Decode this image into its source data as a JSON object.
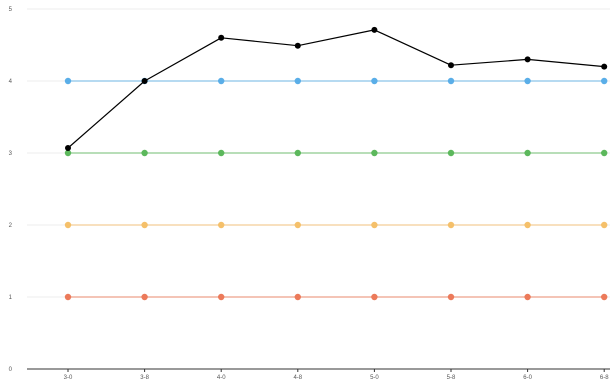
{
  "chart_data": {
    "type": "line",
    "title": "",
    "xlabel": "",
    "ylabel": "",
    "categories": [
      "3-0",
      "3-8",
      "4-0",
      "4-8",
      "5-0",
      "5-8",
      "6-0",
      "6-8"
    ],
    "ylim": [
      0,
      5
    ],
    "yticks": [
      0,
      1,
      2,
      3,
      4,
      5
    ],
    "grid": true,
    "legend": "none",
    "series": [
      {
        "color": "#000000",
        "values": [
          3.07,
          4.0,
          4.6,
          4.49,
          4.71,
          4.22,
          4.3,
          4.2
        ]
      },
      {
        "color": "#5aaee8",
        "values": [
          4,
          4,
          4,
          4,
          4,
          4,
          4,
          4
        ]
      },
      {
        "color": "#5cb85c",
        "values": [
          3,
          3,
          3,
          3,
          3,
          3,
          3,
          3
        ]
      },
      {
        "color": "#f5c06a",
        "values": [
          2,
          2,
          2,
          2,
          2,
          2,
          2,
          2
        ]
      },
      {
        "color": "#ec7a5a",
        "values": [
          1,
          1,
          1,
          1,
          1,
          1,
          1,
          1
        ]
      }
    ]
  }
}
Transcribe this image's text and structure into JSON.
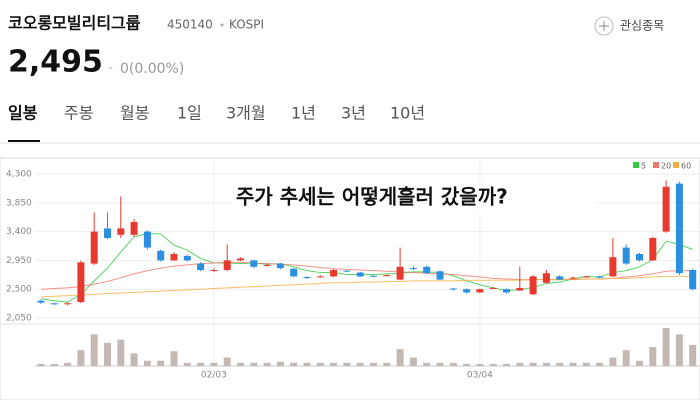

·····

* [Task brief]:
Quote every line word for word and keep the images out of the copy.

* [Answer to this problem]:
Decode this image into its source data as a JSON object.
{
  "chart_data": {
    "type": "line",
    "title": "",
    "xlabel": "",
    "ylabel": "",
    "categories": [
      "3-0",
      "3-8",
      "4-0",
      "4-8",
      "5-0",
      "5-8",
      "6-0",
      "6-8"
    ],
    "ylim": [
      0,
      5
    ],
    "yticks": [
      0,
      1,
      2,
      3,
      4,
      5
    ],
    "grid": true,
    "legend": "none",
    "series": [
      {
        "color": "#000000",
        "values": [
          3.07,
          4.0,
          4.6,
          4.49,
          4.71,
          4.22,
          4.3,
          4.2
        ]
      },
      {
        "color": "#5aaee8",
        "values": [
          4,
          4,
          4,
          4,
          4,
          4,
          4,
          4
        ]
      },
      {
        "color": "#5cb85c",
        "values": [
          3,
          3,
          3,
          3,
          3,
          3,
          3,
          3
        ]
      },
      {
        "color": "#f5c06a",
        "values": [
          2,
          2,
          2,
          2,
          2,
          2,
          2,
          2
        ]
      },
      {
        "color": "#ec7a5a",
        "values": [
          1,
          1,
          1,
          1,
          1,
          1,
          1,
          1
        ]
      }
    ]
  }
}
Transcribe this image's text and structure into JSON.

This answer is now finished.